Some records:

__________

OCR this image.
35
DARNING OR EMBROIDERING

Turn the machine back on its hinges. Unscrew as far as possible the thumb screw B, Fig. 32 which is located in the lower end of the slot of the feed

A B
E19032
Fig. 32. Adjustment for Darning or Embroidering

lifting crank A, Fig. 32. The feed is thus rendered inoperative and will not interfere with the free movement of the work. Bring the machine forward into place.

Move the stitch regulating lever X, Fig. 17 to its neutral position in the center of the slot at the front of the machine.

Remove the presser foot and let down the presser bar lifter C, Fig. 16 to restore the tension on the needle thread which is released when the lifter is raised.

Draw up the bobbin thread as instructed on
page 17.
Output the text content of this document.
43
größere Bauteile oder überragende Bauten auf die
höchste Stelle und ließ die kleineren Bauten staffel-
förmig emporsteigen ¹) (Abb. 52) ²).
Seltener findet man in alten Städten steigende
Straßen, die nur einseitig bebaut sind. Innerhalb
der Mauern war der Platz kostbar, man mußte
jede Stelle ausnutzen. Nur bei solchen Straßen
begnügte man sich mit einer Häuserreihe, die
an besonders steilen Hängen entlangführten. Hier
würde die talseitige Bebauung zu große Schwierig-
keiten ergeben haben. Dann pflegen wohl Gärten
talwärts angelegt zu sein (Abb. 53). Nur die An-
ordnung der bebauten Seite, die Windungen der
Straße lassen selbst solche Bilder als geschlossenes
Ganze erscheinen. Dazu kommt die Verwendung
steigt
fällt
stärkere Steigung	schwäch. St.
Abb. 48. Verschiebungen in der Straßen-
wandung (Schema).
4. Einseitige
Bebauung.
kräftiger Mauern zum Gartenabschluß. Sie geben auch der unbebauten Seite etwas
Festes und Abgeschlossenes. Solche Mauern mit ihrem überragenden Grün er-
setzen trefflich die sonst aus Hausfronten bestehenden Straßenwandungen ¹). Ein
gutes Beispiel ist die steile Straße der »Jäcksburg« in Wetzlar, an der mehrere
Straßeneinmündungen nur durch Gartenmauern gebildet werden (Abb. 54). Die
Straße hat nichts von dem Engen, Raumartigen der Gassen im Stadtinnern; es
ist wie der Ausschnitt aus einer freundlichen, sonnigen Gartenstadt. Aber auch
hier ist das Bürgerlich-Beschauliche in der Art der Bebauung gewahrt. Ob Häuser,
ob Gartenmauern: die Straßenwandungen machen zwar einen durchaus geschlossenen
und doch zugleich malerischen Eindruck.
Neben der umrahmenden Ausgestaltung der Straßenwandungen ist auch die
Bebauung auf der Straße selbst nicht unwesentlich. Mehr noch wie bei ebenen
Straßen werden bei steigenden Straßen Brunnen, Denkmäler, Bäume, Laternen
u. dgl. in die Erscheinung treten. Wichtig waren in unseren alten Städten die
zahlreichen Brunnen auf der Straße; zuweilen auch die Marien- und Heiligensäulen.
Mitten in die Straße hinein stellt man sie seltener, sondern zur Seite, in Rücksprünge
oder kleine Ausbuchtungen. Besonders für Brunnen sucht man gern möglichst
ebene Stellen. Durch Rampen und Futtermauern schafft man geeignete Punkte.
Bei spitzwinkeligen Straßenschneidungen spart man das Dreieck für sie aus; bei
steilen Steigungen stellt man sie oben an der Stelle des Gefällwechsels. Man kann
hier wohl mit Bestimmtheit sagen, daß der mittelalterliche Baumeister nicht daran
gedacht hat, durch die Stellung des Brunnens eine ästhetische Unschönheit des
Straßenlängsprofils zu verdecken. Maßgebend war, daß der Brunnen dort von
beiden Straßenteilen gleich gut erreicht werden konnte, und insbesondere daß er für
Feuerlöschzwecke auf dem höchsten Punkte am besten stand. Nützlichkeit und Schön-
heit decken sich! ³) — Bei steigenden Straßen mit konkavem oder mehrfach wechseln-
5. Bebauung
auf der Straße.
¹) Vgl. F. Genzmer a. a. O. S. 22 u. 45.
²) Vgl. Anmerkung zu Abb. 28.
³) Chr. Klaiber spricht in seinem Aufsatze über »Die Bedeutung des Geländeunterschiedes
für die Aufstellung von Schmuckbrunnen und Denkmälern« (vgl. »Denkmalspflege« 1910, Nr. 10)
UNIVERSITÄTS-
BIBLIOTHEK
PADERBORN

__________

**INSTRUCTIONS TO FOLLOW**. Identify and copy lines that hold the string "Punkte".

**FINAL RESULT**.
ebene Stellen. Durch Rampen und Futtermauern schafft man geeignete Punkte.
Feuerlöschzwecke auf dem höchsten Punkte am besten stand. Nützlichkeit und Schön-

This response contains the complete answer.